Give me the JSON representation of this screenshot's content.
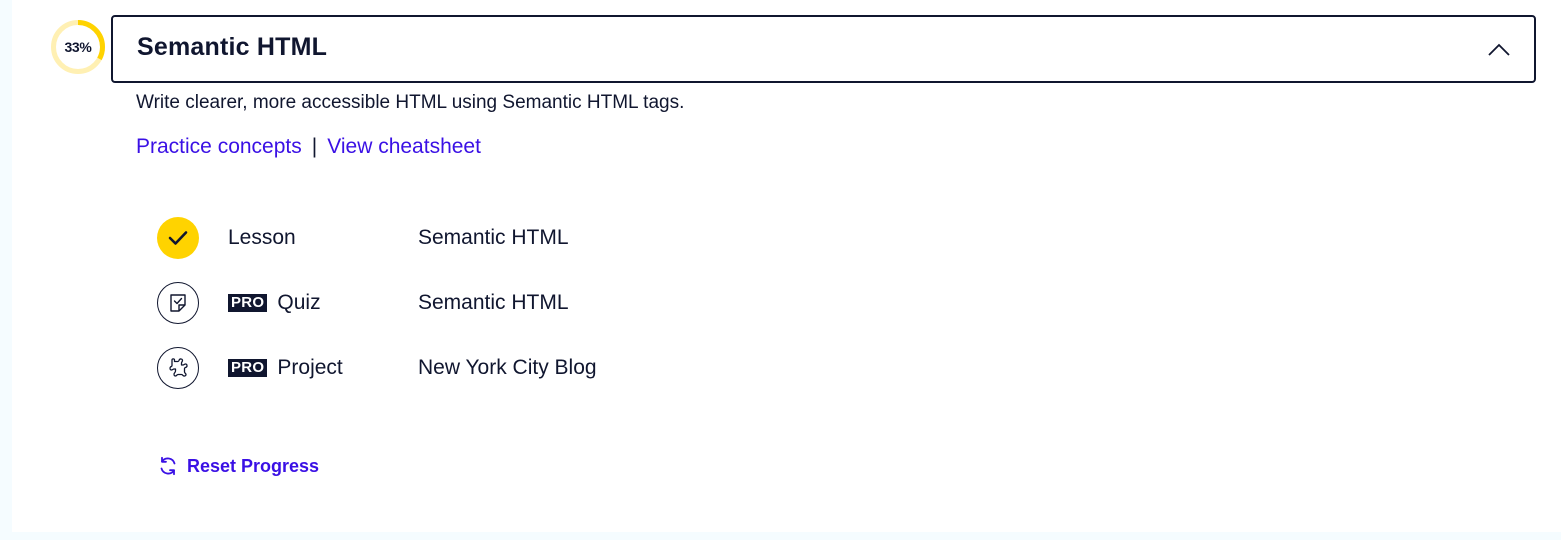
{
  "module": {
    "progress_percent": 33,
    "progress_label": "33%",
    "title": "Semantic HTML",
    "expanded": true,
    "description": "Write clearer, more accessible HTML using Semantic HTML tags.",
    "links": {
      "practice": "Practice concepts",
      "separator": "|",
      "cheatsheet": "View cheatsheet"
    },
    "items": [
      {
        "type": "Lesson",
        "name": "Semantic HTML",
        "pro": false,
        "completed": true,
        "icon": "check-icon"
      },
      {
        "type": "Quiz",
        "name": "Semantic HTML",
        "pro": true,
        "badge": "PRO",
        "completed": false,
        "icon": "quiz-icon"
      },
      {
        "type": "Project",
        "name": "New York City Blog",
        "pro": true,
        "badge": "PRO",
        "completed": false,
        "icon": "puzzle-icon"
      }
    ],
    "reset_label": "Reset Progress"
  },
  "colors": {
    "ink": "#10162f",
    "link": "#3a10e5",
    "accent_yellow": "#ffd300",
    "ring_track": "#fff0b3",
    "page_bg": "#f5fcff"
  }
}
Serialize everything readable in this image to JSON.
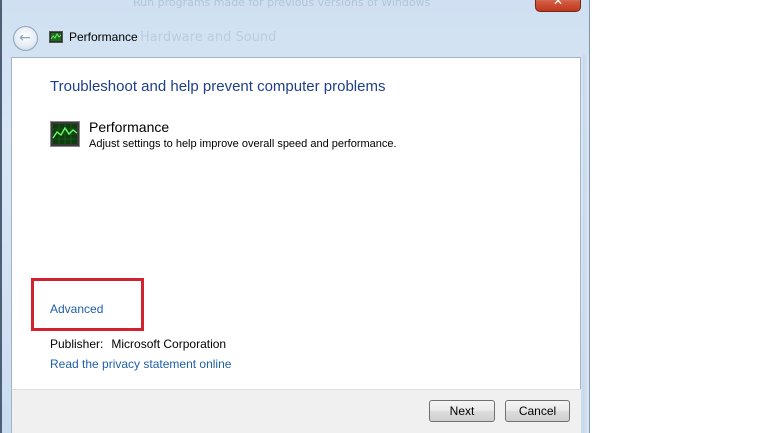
{
  "window": {
    "title": "Performance",
    "close_glyph": "✕",
    "background_text_1": "Run programs made for previous versions of Windows",
    "background_text_2": "Hardware and Sound"
  },
  "nav": {
    "back_icon": "back-arrow-icon",
    "back_glyph": "←"
  },
  "main": {
    "heading": "Troubleshoot and help prevent computer problems",
    "item": {
      "icon": "performance-monitor-icon",
      "name": "Performance",
      "description": "Adjust settings to help improve overall speed and performance."
    },
    "advanced_link": "Advanced",
    "publisher_label": "Publisher:",
    "publisher_value": "Microsoft Corporation",
    "privacy_link": "Read the privacy statement online"
  },
  "footer": {
    "next_label": "Next",
    "cancel_label": "Cancel"
  },
  "colors": {
    "heading": "#1e3f8a",
    "link": "#1f5ea8",
    "highlight": "#d1222e"
  }
}
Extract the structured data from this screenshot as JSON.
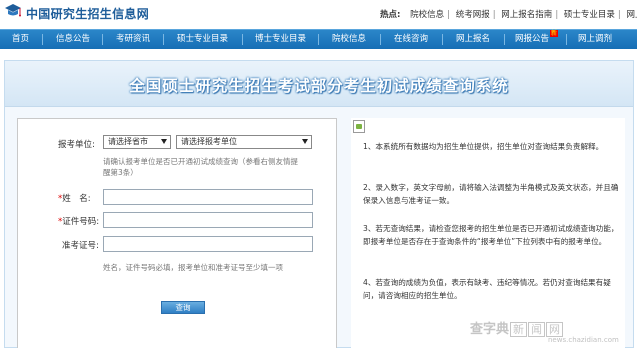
{
  "header": {
    "site_title": "中国研究生招生信息网",
    "hot_label": "热点:",
    "hot_links": [
      "院校信息",
      "统考网报",
      "网上报名指南",
      "硕士专业目录",
      "网上调"
    ]
  },
  "nav": {
    "items": [
      "首页",
      "信息公告",
      "考研资讯",
      "硕士专业目录",
      "博士专业目录",
      "院校信息",
      "在线咨询",
      "网上报名",
      "网报公告",
      "网上调剂"
    ],
    "new_badge": "新"
  },
  "banner": {
    "title": "全国硕士研究生招生考试部分考生初试成绩查询系统"
  },
  "form": {
    "unit_label": "报考单位:",
    "province_select": "请选择省市",
    "unit_select": "请选择报考单位",
    "unit_note": "请确认报考单位是否已开通初试成绩查询（参看右侧友情提醒第3条）",
    "name_label": "姓　名:",
    "id_label": "证件号码:",
    "ticket_label": "准考证号:",
    "ticket_note": "姓名，证件号码必填，报考单位和准考证号至少填一项",
    "query_button": "查询"
  },
  "info": {
    "items": [
      "1、本系统所有数据均为招生单位提供，招生单位对查询结果负责解释。",
      "2、录入数字，英文字母前，请将输入法调整为半角模式及英文状态，并且确保录入信息与准考证一致。",
      "3、若无查询结果，请检查您报考的招生单位是否已开通初试成绩查询功能，即报考单位是否存在于查询条件的“报考单位”下拉列表中有的报考单位。",
      "4、若查询的成绩为负值，表示有缺考、违纪等情况。若仍对查询结果有疑问，请咨询相应的招生单位。"
    ]
  },
  "watermark": {
    "text": "查字典",
    "boxed1": "新",
    "boxed2": "闻",
    "boxed3": "网",
    "sub": "news.chazidian.com"
  }
}
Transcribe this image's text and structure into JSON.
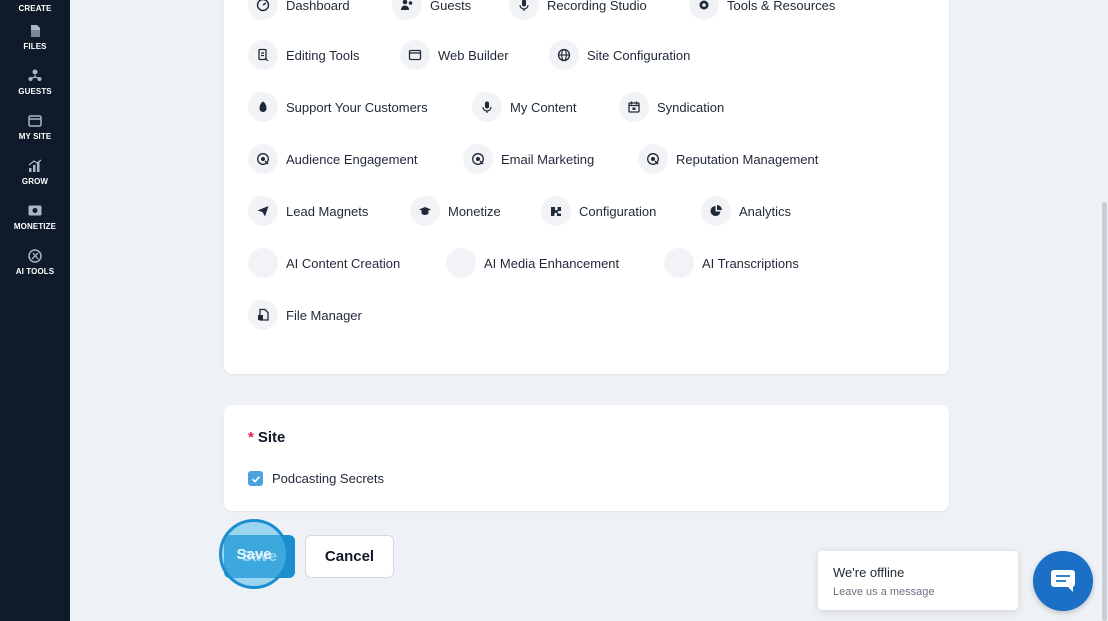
{
  "sidebar": {
    "items": [
      {
        "label": "CREATE",
        "icon": "create-icon"
      },
      {
        "label": "FILES",
        "icon": "files-icon"
      },
      {
        "label": "GUESTS",
        "icon": "guests-icon"
      },
      {
        "label": "MY SITE",
        "icon": "my-site-icon"
      },
      {
        "label": "GROW",
        "icon": "grow-icon"
      },
      {
        "label": "MONETIZE",
        "icon": "monetize-icon"
      },
      {
        "label": "AI TOOLS",
        "icon": "ai-tools-icon"
      }
    ]
  },
  "permissions": {
    "items": [
      {
        "label": "Dashboard",
        "icon": "dashboard-icon"
      },
      {
        "label": "Guests",
        "icon": "guests-icon"
      },
      {
        "label": "Recording Studio",
        "icon": "microphone-icon"
      },
      {
        "label": "Tools & Resources",
        "icon": "gear-icon"
      },
      {
        "label": "Editing Tools",
        "icon": "editing-icon"
      },
      {
        "label": "Web Builder",
        "icon": "browser-icon"
      },
      {
        "label": "Site Configuration",
        "icon": "globe-icon"
      },
      {
        "label": "Support Your Customers",
        "icon": "support-icon"
      },
      {
        "label": "My Content",
        "icon": "microphone-icon"
      },
      {
        "label": "Syndication",
        "icon": "calendar-icon"
      },
      {
        "label": "Audience Engagement",
        "icon": "engagement-icon"
      },
      {
        "label": "Email Marketing",
        "icon": "engagement-icon"
      },
      {
        "label": "Reputation Management",
        "icon": "engagement-icon"
      },
      {
        "label": "Lead Magnets",
        "icon": "paper-plane-icon"
      },
      {
        "label": "Monetize",
        "icon": "graduation-cap-icon"
      },
      {
        "label": "Configuration",
        "icon": "puzzle-icon"
      },
      {
        "label": "Analytics",
        "icon": "pie-chart-icon"
      },
      {
        "label": "AI Content Creation",
        "icon": "blank-icon"
      },
      {
        "label": "AI Media Enhancement",
        "icon": "blank-icon"
      },
      {
        "label": "AI Transcriptions",
        "icon": "blank-icon"
      },
      {
        "label": "File Manager",
        "icon": "file-icon"
      }
    ]
  },
  "site": {
    "required_mark": "*",
    "title": "Site",
    "option_label": "Podcasting Secrets",
    "option_checked": true
  },
  "actions": {
    "save_label": "Save",
    "cancel_label": "Cancel"
  },
  "chat": {
    "status": "We're offline",
    "subtext": "Leave us a message"
  },
  "colors": {
    "sidebar_bg": "#0f1a2b",
    "accent": "#1b8ecf",
    "chat_bubble": "#1b6fc4",
    "required": "#e11d48",
    "checkbox": "#4aa3df"
  }
}
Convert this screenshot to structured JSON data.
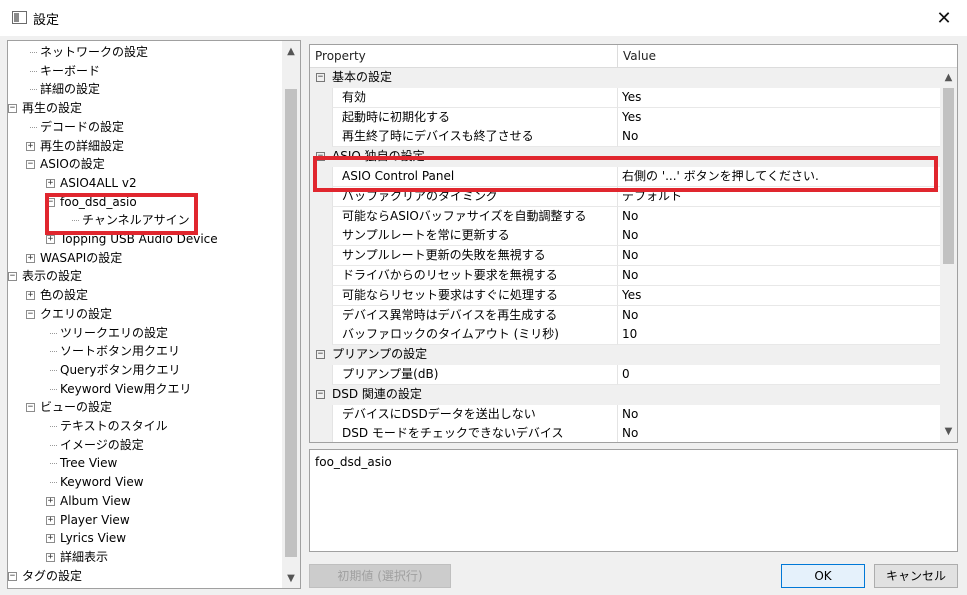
{
  "window": {
    "title": "設定"
  },
  "tree": [
    {
      "label": "ネットワークの設定",
      "level": 2,
      "expander": "none"
    },
    {
      "label": "キーボード",
      "level": 2,
      "expander": "none"
    },
    {
      "label": "詳細の設定",
      "level": 2,
      "expander": "none"
    },
    {
      "label": "再生の設定",
      "level": 1,
      "expander": "minus"
    },
    {
      "label": "デコードの設定",
      "level": 2,
      "expander": "none"
    },
    {
      "label": "再生の詳細設定",
      "level": 2,
      "expander": "plus"
    },
    {
      "label": "ASIOの設定",
      "level": 2,
      "expander": "minus"
    },
    {
      "label": "ASIO4ALL v2",
      "level": 3,
      "expander": "plus"
    },
    {
      "label": "foo_dsd_asio",
      "level": 3,
      "expander": "minus"
    },
    {
      "label": "チャンネルアサイン",
      "level": 4,
      "expander": "none"
    },
    {
      "label": "Topping USB Audio Device",
      "level": 3,
      "expander": "plus"
    },
    {
      "label": "WASAPIの設定",
      "level": 2,
      "expander": "plus"
    },
    {
      "label": "表示の設定",
      "level": 1,
      "expander": "minus"
    },
    {
      "label": "色の設定",
      "level": 2,
      "expander": "plus"
    },
    {
      "label": "クエリの設定",
      "level": 2,
      "expander": "minus"
    },
    {
      "label": "ツリークエリの設定",
      "level": 3,
      "expander": "none"
    },
    {
      "label": "ソートボタン用クエリ",
      "level": 3,
      "expander": "none"
    },
    {
      "label": "Queryボタン用クエリ",
      "level": 3,
      "expander": "none"
    },
    {
      "label": "Keyword View用クエリ",
      "level": 3,
      "expander": "none"
    },
    {
      "label": "ビューの設定",
      "level": 2,
      "expander": "minus"
    },
    {
      "label": "テキストのスタイル",
      "level": 3,
      "expander": "none"
    },
    {
      "label": "イメージの設定",
      "level": 3,
      "expander": "none"
    },
    {
      "label": "Tree View",
      "level": 3,
      "expander": "none"
    },
    {
      "label": "Keyword View",
      "level": 3,
      "expander": "none"
    },
    {
      "label": "Album View",
      "level": 3,
      "expander": "plus"
    },
    {
      "label": "Player View",
      "level": 3,
      "expander": "plus"
    },
    {
      "label": "Lyrics View",
      "level": 3,
      "expander": "plus"
    },
    {
      "label": "詳細表示",
      "level": 3,
      "expander": "plus"
    },
    {
      "label": "タグの設定",
      "level": 1,
      "expander": "minus"
    }
  ],
  "grid": {
    "header": {
      "property": "Property",
      "value": "Value"
    },
    "rows": [
      {
        "type": "category",
        "label": "基本の設定"
      },
      {
        "type": "prop",
        "name": "有効",
        "value": "Yes"
      },
      {
        "type": "prop",
        "name": "起動時に初期化する",
        "value": "Yes"
      },
      {
        "type": "prop",
        "name": "再生終了時にデバイスも終了させる",
        "value": "No"
      },
      {
        "type": "category",
        "label": "ASIO 独自の設定"
      },
      {
        "type": "prop",
        "name": "ASIO Control Panel",
        "value": "右側の '...' ボタンを押してください."
      },
      {
        "type": "prop",
        "name": "バッファクリアのタイミング",
        "value": "デフォルト"
      },
      {
        "type": "prop",
        "name": "可能ならASIOバッファサイズを自動調整する",
        "value": "No"
      },
      {
        "type": "prop",
        "name": "サンプルレートを常に更新する",
        "value": "No"
      },
      {
        "type": "prop",
        "name": "サンプルレート更新の失敗を無視する",
        "value": "No"
      },
      {
        "type": "prop",
        "name": "ドライバからのリセット要求を無視する",
        "value": "No"
      },
      {
        "type": "prop",
        "name": "可能ならリセット要求はすぐに処理する",
        "value": "Yes"
      },
      {
        "type": "prop",
        "name": "デバイス異常時はデバイスを再生成する",
        "value": "No"
      },
      {
        "type": "prop",
        "name": "バッファロックのタイムアウト (ミリ秒)",
        "value": "10"
      },
      {
        "type": "category",
        "label": "プリアンプの設定"
      },
      {
        "type": "prop",
        "name": "プリアンプ量(dB)",
        "value": "0"
      },
      {
        "type": "category",
        "label": "DSD 関連の設定"
      },
      {
        "type": "prop",
        "name": "デバイスにDSDデータを送出しない",
        "value": "No"
      },
      {
        "type": "prop",
        "name": "DSD モードをチェックできないデバイス",
        "value": "No"
      }
    ]
  },
  "description": "foo_dsd_asio",
  "buttons": {
    "reset": "初期値 (選択行)",
    "ok": "OK",
    "cancel": "キャンセル"
  },
  "highlight_color": "#e0262e"
}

* **Job**
Gather from the entries above all lines that include the string "screenshot".

* **Exercise solution**
Give me the JSON representation of this screenshot's content.
Extract the structured data from this screenshot as JSON.
Convert this screenshot to structured JSON data.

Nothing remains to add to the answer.